◆ SET TASK ◆
Copy each line exactly. Leave nothing out.

◆ DATASET CONTENT ◆
● ● ● ●

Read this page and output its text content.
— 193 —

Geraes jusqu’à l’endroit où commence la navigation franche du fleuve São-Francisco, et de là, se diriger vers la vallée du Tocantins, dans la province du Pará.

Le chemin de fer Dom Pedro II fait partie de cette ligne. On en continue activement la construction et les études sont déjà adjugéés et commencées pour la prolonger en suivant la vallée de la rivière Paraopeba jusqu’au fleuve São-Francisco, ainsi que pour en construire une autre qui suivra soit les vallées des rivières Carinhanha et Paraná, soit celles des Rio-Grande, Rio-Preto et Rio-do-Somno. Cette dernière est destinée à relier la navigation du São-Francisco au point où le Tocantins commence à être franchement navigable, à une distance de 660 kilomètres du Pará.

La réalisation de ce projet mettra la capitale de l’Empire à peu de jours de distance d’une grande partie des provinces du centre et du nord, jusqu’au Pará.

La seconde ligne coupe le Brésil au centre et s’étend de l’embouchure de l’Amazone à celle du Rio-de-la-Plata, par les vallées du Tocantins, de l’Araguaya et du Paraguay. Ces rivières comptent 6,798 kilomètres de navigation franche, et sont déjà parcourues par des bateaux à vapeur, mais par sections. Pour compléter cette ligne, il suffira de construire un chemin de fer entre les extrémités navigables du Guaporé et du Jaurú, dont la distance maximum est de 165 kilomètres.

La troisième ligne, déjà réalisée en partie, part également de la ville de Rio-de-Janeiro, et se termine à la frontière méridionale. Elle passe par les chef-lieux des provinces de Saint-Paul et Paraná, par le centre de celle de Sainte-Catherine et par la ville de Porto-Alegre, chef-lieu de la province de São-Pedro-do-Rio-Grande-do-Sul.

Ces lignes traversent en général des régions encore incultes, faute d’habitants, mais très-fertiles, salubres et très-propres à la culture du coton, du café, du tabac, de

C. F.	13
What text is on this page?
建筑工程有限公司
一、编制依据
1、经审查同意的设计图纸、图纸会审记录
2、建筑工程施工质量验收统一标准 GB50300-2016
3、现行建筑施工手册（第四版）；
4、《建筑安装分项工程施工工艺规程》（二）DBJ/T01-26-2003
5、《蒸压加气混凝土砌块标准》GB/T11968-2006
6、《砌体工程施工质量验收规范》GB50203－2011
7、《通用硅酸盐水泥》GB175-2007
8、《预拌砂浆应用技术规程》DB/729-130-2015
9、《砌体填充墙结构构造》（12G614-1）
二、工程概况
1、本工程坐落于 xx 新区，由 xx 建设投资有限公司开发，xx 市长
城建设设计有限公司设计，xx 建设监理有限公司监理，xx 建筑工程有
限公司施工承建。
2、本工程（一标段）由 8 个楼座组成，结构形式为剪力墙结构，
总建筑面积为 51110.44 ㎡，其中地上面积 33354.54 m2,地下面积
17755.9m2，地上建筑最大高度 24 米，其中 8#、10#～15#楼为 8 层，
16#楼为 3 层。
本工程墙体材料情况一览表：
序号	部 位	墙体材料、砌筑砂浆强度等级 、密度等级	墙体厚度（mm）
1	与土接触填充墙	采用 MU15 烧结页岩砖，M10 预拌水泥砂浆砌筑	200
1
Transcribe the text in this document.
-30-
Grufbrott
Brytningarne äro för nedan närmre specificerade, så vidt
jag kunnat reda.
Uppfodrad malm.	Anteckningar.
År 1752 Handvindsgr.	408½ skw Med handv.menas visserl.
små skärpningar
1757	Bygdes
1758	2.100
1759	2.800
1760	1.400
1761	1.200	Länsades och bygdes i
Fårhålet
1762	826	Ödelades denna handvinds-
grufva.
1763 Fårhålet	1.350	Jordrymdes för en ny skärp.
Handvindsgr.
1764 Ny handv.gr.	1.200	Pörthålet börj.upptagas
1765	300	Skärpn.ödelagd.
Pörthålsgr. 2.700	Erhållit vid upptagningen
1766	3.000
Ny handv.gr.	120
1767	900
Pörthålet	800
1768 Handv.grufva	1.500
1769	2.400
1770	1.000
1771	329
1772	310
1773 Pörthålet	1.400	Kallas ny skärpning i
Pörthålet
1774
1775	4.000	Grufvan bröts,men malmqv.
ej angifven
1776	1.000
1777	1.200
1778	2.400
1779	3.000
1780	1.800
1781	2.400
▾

● ● ● ●

◆ COMPLETED EXERCISE ◆
Read this page and output its text content.
— 193 —

Geraes jusqu’à l’endroit où commence la navigation franche du fleuve São-Francisco, et de là, se diriger vers la vallée du Tocantins, dans la province du Pará.

Le chemin de fer Dom Pedro II fait partie de cette ligne. On en continue activement la construction et les études sont déjà adjugéés et commencées pour la prolonger en suivant la vallée de la rivière Paraopeba jusqu’au fleuve São-Francisco, ainsi que pour en construire une autre qui suivra soit les vallées des rivières Carinhanha et Paraná, soit celles des Rio-Grande, Rio-Preto et Rio-do-Somno. Cette dernière est destinée à relier la navigation du São-Francisco au point où le Tocantins commence à être franchement navigable, à une distance de 660 kilomètres du Pará.

La réalisation de ce projet mettra la capitale de l’Empire à peu de jours de distance d’une grande partie des provinces du centre et du nord, jusqu’au Pará.

La seconde ligne coupe le Brésil au centre et s’étend de l’embouchure de l’Amazone à celle du Rio-de-la-Plata, par les vallées du Tocantins, de l’Araguaya et du Paraguay. Ces rivières comptent 6,798 kilomètres de navigation franche, et sont déjà parcourues par des bateaux à vapeur, mais par sections. Pour compléter cette ligne, il suffira de construire un chemin de fer entre les extrémités navigables du Guaporé et du Jaurú, dont la distance maximum est de 165 kilomètres.

La troisième ligne, déjà réalisée en partie, part également de la ville de Rio-de-Janeiro, et se termine à la frontière méridionale. Elle passe par les chef-lieux des provinces de Saint-Paul et Paraná, par le centre de celle de Sainte-Catherine et par la ville de Porto-Alegre, chef-lieu de la province de São-Pedro-do-Rio-Grande-do-Sul.

Ces lignes traversent en général des régions encore incultes, faute d’habitants, mais très-fertiles, salubres et très-propres à la culture du coton, du café, du tabac, de

C. F.	13
What text is on this page?
建筑工程有限公司
一、编制依据
1、经审查同意的设计图纸、图纸会审记录
2、建筑工程施工质量验收统一标准 GB50300-2016
3、现行建筑施工手册（第四版）；
4、《建筑安装分项工程施工工艺规程》（二）DBJ/T01-26-2003
5、《蒸压加气混凝土砌块标准》GB/T11968-2006
6、《砌体工程施工质量验收规范》GB50203－2011
7、《通用硅酸盐水泥》GB175-2007
8、《预拌砂浆应用技术规程》DB/729-130-2015
9、《砌体填充墙结构构造》（12G614-1）
二、工程概况
1、本工程坐落于 xx 新区，由 xx 建设投资有限公司开发，xx 市长
城建设设计有限公司设计，xx 建设监理有限公司监理，xx 建筑工程有
限公司施工承建。
2、本工程（一标段）由 8 个楼座组成，结构形式为剪力墙结构，
总建筑面积为 51110.44 ㎡，其中地上面积 33354.54 m2,地下面积
17755.9m2，地上建筑最大高度 24 米，其中 8#、10#～15#楼为 8 层，
16#楼为 3 层。
本工程墙体材料情况一览表：
序号	部 位	墙体材料、砌筑砂浆强度等级 、密度等级	墙体厚度（mm）
1	与土接触填充墙	采用 MU15 烧结页岩砖，M10 预拌水泥砂浆砌筑	200
1
Transcribe the text in this document.
-30-
Grufbrott
Brytningarne äro för nedan närmre specificerade, så vidt
jag kunnat reda.
Uppfodrad malm.	Anteckningar.
År 1752 Handvindsgr.	408½ skw Med handv.menas visserl.
små skärpningar
1757	Bygdes
1758	2.100
1759	2.800
1760	1.400
1761	1.200	Länsades och bygdes i
Fårhålet
1762	826	Ödelades denna handvinds-
grufva.
1763 Fårhålet	1.350	Jordrymdes för en ny skärp.
Handvindsgr.
1764 Ny handv.gr.	1.200	Pörthålet börj.upptagas
1765	300	Skärpn.ödelagd.
Pörthålsgr. 2.700	Erhållit vid upptagningen
1766	3.000
Ny handv.gr.	120
1767	900
Pörthålet	800
1768 Handv.grufva	1.500
1769	2.400
1770	1.000
1771	329
1772	310
1773 Pörthålet	1.400	Kallas ny skärpning i
Pörthålet
1774
1775	4.000	Grufvan bröts,men malmqv.
ej angifven
1776	1.000
1777	1.200
1778	2.400
1779	3.000
1780	1.800
1781	2.400
▾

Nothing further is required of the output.